> PROBLEM TO SOLVE: Output the data word for word, dropping every image.

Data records
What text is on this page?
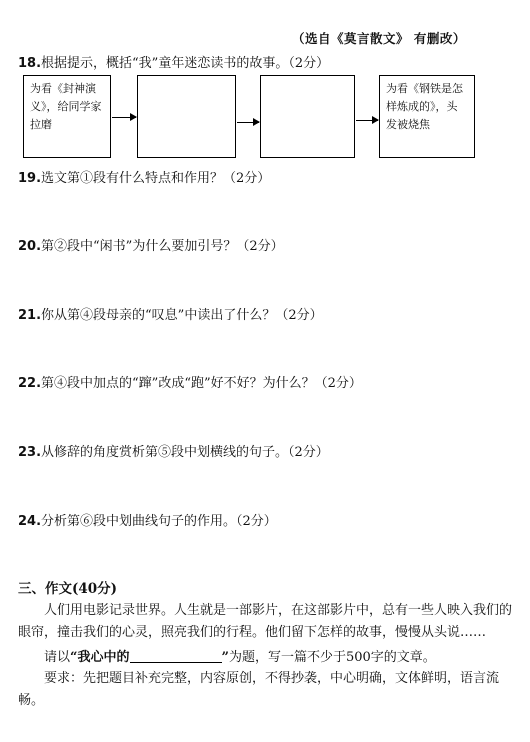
（选自《莫言散文》 有删改）
18.根据提示，概括“我”童年迷恋读书的故事。（2分）
为看《封神演义》，给同学家拉磨
为看《钢铁是怎样炼成的》，头发被烧焦
19.选文第①段有什么特点和作用？（2分）
20.第②段中“闲书”为什么要加引号？（2分）
21.你从第④段母亲的“叹息”中读出了什么？（2分）
22.第④段中加点的“蹿”改成“跑”好不好？为什么？（2分）
23.从修辞的角度赏析第⑤段中划横线的句子。（2分）
24.分析第⑥段中划曲线句子的作用。（2分）
三、作文(40分)
人们用电影记录世界。人生就是一部影片，在这部影片中，总有一些人映入我们的眼帘，撞击我们的心灵，照亮我们的行程。他们留下怎样的故事，慢慢从头说……
请以“我心中的	”为题，写一篇不少于500字的文章。
要求：先把题目补充完整，内容原创，不得抄袭，中心明确，文体鲜明，语言流畅。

> SOLVED PROBLEM:
What text is on this page?
（选自《莫言散文》 有删改）
18.根据提示，概括“我”童年迷恋读书的故事。（2分）
为看《封神演义》，给同学家拉磨
为看《钢铁是怎样炼成的》，头发被烧焦
19.选文第①段有什么特点和作用？（2分）
20.第②段中“闲书”为什么要加引号？（2分）
21.你从第④段母亲的“叹息”中读出了什么？（2分）
22.第④段中加点的“蹿”改成“跑”好不好？为什么？（2分）
23.从修辞的角度赏析第⑤段中划横线的句子。（2分）
24.分析第⑥段中划曲线句子的作用。（2分）
三、作文(40分)
人们用电影记录世界。人生就是一部影片，在这部影片中，总有一些人映入我们的眼帘，撞击我们的心灵，照亮我们的行程。他们留下怎样的故事，慢慢从头说……
请以“我心中的	”为题，写一篇不少于500字的文章。
要求：先把题目补充完整，内容原创，不得抄袭，中心明确，文体鲜明，语言流畅。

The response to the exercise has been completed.